Work to be completed: Find every line of the listing below where "монитора" appears, and copy it.

Data shown:
---*---

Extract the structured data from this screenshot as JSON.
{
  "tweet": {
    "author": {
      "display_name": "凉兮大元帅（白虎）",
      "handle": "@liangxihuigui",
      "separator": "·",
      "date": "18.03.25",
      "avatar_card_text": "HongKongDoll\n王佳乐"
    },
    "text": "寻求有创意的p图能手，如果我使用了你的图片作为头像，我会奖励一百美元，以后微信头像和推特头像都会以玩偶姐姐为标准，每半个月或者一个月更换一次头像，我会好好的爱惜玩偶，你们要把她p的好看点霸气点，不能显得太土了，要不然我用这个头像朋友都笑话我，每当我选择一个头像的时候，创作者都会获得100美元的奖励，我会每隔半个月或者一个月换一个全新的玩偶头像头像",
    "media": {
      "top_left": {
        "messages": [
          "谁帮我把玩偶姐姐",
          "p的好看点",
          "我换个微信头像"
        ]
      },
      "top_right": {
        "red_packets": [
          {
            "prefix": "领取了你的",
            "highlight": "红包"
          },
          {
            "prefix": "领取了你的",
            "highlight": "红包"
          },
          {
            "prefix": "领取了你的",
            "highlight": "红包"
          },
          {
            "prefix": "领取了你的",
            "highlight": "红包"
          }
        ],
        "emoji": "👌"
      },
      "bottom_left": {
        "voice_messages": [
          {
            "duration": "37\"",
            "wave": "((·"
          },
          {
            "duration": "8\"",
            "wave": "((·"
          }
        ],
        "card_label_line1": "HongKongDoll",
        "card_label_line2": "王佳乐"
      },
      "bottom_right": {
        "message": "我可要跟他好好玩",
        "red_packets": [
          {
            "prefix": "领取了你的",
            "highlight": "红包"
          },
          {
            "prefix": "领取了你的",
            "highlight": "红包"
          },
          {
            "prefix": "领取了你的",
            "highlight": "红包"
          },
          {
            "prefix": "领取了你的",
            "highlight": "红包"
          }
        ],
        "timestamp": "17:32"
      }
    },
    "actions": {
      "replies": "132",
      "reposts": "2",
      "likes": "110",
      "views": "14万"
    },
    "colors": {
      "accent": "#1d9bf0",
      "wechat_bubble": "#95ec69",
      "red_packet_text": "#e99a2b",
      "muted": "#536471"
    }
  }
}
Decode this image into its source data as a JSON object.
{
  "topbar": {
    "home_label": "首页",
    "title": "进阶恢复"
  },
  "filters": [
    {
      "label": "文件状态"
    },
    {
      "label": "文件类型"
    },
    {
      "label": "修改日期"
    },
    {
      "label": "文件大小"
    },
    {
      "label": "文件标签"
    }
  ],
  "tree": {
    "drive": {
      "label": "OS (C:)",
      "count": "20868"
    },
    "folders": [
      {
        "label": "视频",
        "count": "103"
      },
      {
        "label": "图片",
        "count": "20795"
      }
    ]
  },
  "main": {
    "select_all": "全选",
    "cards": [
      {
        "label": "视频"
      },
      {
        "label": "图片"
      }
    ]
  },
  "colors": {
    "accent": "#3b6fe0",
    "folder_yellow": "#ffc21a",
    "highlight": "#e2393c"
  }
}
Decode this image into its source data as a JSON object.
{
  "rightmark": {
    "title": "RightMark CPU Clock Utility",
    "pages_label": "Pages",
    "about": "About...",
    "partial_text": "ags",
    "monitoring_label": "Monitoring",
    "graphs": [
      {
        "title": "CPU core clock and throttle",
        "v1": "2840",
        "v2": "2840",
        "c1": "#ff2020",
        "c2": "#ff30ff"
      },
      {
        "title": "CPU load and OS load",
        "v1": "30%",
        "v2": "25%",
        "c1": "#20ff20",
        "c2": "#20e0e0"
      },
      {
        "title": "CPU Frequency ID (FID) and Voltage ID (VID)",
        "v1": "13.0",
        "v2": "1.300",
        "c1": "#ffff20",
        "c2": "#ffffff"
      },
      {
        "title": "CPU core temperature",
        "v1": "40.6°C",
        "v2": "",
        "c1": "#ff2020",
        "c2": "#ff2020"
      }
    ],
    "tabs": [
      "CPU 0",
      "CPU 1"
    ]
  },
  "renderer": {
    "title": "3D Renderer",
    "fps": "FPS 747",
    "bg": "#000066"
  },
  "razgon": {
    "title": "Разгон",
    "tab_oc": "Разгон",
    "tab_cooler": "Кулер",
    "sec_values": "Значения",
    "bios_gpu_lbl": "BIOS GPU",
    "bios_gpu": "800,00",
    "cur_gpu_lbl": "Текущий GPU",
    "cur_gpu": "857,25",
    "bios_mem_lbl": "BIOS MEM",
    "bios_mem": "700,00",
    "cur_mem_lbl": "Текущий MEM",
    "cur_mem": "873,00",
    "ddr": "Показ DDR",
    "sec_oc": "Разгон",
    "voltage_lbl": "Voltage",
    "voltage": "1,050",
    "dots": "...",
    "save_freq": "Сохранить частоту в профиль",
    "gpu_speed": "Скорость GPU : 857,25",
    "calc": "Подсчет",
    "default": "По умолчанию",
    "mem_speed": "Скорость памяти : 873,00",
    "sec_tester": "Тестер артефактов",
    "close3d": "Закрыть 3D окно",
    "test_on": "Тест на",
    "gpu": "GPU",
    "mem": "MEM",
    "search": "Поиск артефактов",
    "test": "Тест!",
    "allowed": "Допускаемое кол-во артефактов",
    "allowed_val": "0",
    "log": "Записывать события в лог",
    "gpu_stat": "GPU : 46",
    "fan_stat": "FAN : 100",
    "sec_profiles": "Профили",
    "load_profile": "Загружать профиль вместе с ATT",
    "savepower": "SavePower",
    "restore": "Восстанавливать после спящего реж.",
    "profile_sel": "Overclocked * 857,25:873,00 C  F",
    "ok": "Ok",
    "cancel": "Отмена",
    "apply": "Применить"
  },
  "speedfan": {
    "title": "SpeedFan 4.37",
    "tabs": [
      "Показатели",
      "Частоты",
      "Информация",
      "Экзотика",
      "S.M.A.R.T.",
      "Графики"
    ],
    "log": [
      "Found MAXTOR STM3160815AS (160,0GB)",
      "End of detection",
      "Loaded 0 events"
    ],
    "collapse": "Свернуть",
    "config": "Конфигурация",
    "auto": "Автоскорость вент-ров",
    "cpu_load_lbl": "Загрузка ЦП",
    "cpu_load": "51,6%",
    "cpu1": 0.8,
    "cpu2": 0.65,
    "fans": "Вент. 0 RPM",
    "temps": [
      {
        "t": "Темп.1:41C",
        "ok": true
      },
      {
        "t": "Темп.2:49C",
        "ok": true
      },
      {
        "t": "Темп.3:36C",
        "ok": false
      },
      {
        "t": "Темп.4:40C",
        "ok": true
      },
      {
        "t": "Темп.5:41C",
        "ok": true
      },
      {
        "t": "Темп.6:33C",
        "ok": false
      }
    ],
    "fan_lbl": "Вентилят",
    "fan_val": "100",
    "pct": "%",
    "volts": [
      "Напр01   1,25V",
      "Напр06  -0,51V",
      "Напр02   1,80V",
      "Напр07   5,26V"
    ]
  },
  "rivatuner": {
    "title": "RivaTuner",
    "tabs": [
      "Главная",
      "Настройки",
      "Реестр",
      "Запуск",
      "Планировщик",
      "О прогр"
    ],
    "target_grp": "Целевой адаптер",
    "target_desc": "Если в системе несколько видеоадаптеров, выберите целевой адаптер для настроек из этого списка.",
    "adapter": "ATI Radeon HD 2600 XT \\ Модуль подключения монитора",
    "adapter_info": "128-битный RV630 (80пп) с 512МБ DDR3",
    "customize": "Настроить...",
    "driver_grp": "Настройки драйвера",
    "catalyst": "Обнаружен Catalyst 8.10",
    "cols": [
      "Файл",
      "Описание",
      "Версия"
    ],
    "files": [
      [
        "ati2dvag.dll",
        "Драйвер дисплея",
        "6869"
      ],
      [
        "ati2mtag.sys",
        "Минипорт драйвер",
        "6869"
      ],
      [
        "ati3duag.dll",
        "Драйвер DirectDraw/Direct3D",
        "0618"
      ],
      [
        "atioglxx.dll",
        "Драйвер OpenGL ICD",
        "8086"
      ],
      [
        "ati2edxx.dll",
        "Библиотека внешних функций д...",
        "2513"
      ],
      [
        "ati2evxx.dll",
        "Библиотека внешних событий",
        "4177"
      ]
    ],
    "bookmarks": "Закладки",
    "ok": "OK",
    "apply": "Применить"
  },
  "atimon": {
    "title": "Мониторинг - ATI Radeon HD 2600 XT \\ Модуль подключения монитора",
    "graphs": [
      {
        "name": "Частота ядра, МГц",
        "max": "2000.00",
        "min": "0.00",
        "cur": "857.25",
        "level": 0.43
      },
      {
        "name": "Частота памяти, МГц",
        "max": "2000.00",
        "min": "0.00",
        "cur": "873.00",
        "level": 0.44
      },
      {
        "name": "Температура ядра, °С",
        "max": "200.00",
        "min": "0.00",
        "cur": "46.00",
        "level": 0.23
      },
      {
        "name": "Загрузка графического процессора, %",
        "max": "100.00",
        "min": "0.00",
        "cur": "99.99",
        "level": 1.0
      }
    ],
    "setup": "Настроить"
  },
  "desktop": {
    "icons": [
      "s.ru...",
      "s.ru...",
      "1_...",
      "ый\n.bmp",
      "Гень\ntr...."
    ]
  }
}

---*---

In response:
    "adapter": "ATI Radeon HD 2600 XT \\ Модуль подключения монитора",
    "title": "Мониторинг - ATI Radeon HD 2600 XT \\ Модуль подключения монитора",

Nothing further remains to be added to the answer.